Exercise instructions - Extract the full listing below without altering a single character.

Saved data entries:
[start]

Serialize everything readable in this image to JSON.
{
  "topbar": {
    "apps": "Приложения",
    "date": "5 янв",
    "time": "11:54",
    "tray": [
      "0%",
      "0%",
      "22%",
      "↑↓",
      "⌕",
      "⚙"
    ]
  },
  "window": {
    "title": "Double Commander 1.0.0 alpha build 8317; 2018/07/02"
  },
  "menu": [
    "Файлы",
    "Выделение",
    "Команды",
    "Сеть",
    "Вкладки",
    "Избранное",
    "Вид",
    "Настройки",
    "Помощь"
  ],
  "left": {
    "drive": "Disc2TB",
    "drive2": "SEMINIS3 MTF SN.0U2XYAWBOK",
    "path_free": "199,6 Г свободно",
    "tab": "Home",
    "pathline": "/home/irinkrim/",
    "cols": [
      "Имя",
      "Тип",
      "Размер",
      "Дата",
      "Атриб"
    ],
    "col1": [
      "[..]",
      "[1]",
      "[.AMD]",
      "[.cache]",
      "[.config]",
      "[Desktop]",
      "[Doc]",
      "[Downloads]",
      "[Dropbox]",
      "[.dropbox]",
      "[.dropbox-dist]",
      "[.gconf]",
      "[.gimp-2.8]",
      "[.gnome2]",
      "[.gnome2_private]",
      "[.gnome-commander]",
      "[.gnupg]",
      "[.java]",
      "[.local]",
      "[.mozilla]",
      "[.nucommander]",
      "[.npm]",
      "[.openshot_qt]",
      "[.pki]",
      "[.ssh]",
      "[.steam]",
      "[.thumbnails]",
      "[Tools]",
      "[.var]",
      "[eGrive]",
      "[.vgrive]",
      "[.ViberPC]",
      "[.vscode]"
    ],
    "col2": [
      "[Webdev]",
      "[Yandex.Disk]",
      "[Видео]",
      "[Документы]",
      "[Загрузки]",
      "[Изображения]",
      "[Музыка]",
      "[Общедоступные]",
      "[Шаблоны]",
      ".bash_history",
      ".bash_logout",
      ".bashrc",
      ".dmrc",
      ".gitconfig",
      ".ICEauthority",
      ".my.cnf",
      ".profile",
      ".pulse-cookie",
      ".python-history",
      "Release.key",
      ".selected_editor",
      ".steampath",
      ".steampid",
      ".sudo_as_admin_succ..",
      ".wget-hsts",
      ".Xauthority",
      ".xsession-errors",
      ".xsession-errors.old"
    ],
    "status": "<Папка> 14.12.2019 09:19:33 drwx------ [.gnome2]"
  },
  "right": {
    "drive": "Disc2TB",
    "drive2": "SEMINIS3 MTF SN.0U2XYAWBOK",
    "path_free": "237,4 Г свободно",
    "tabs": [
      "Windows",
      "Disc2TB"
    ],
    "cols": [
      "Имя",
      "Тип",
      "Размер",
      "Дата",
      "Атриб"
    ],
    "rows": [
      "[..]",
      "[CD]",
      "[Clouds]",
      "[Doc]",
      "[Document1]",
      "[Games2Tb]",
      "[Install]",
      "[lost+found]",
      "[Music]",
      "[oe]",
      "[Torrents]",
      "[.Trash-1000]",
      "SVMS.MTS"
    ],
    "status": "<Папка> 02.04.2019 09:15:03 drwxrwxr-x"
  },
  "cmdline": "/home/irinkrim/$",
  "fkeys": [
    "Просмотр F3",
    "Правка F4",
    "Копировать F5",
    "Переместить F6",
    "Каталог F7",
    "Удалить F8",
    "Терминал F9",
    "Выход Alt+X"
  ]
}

[end]

Written response -
Serialize everything readable in this image to JSON.
{
  "topbar": {
    "apps": "Приложения",
    "date": "5 янв",
    "time": "11:54",
    "tray": [
      "0%",
      "0%",
      "22%",
      "↑↓",
      "⌕",
      "⚙"
    ]
  },
  "window": {
    "title": "Double Commander 1.0.0 alpha build 8317; 2018/07/02"
  },
  "menu": [
    "Файлы",
    "Выделение",
    "Команды",
    "Сеть",
    "Вкладки",
    "Избранное",
    "Вид",
    "Настройки",
    "Помощь"
  ],
  "left": {
    "drive": "Disc2TB",
    "drive2": "SEMINIS3 MTF SN.0U2XYAWBOK",
    "path_free": "199,6 Г свободно",
    "tab": "Home",
    "pathline": "/home/irinkrim/",
    "cols": [
      "Имя",
      "Тип",
      "Размер",
      "Дата",
      "Атриб"
    ],
    "col1": [
      "[..]",
      "[1]",
      "[.AMD]",
      "[.cache]",
      "[.config]",
      "[Desktop]",
      "[Doc]",
      "[Downloads]",
      "[Dropbox]",
      "[.dropbox]",
      "[.dropbox-dist]",
      "[.gconf]",
      "[.gimp-2.8]",
      "[.gnome2]",
      "[.gnome2_private]",
      "[.gnome-commander]",
      "[.gnupg]",
      "[.java]",
      "[.local]",
      "[.mozilla]",
      "[.nucommander]",
      "[.npm]",
      "[.openshot_qt]",
      "[.pki]",
      "[.ssh]",
      "[.steam]",
      "[.thumbnails]",
      "[Tools]",
      "[.var]",
      "[eGrive]",
      "[.vgrive]",
      "[.ViberPC]",
      "[.vscode]"
    ],
    "col2": [
      "[Webdev]",
      "[Yandex.Disk]",
      "[Видео]",
      "[Документы]",
      "[Загрузки]",
      "[Изображения]",
      "[Музыка]",
      "[Общедоступные]",
      "[Шаблоны]",
      ".bash_history",
      ".bash_logout",
      ".bashrc",
      ".dmrc",
      ".gitconfig",
      ".ICEauthority",
      ".my.cnf",
      ".profile",
      ".pulse-cookie",
      ".python-history",
      "Release.key",
      ".selected_editor",
      ".steampath",
      ".steampid",
      ".sudo_as_admin_succ..",
      ".wget-hsts",
      ".Xauthority",
      ".xsession-errors",
      ".xsession-errors.old"
    ],
    "status": "<Папка> 14.12.2019 09:19:33 drwx------ [.gnome2]"
  },
  "right": {
    "drive": "Disc2TB",
    "drive2": "SEMINIS3 MTF SN.0U2XYAWBOK",
    "path_free": "237,4 Г свободно",
    "tabs": [
      "Windows",
      "Disc2TB"
    ],
    "cols": [
      "Имя",
      "Тип",
      "Размер",
      "Дата",
      "Атриб"
    ],
    "rows": [
      "[..]",
      "[CD]",
      "[Clouds]",
      "[Doc]",
      "[Document1]",
      "[Games2Tb]",
      "[Install]",
      "[lost+found]",
      "[Music]",
      "[oe]",
      "[Torrents]",
      "[.Trash-1000]",
      "SVMS.MTS"
    ],
    "status": "<Папка> 02.04.2019 09:15:03 drwxrwxr-x"
  },
  "cmdline": "/home/irinkrim/$",
  "fkeys": [
    "Просмотр F3",
    "Правка F4",
    "Копировать F5",
    "Переместить F6",
    "Каталог F7",
    "Удалить F8",
    "Терминал F9",
    "Выход Alt+X"
  ]
}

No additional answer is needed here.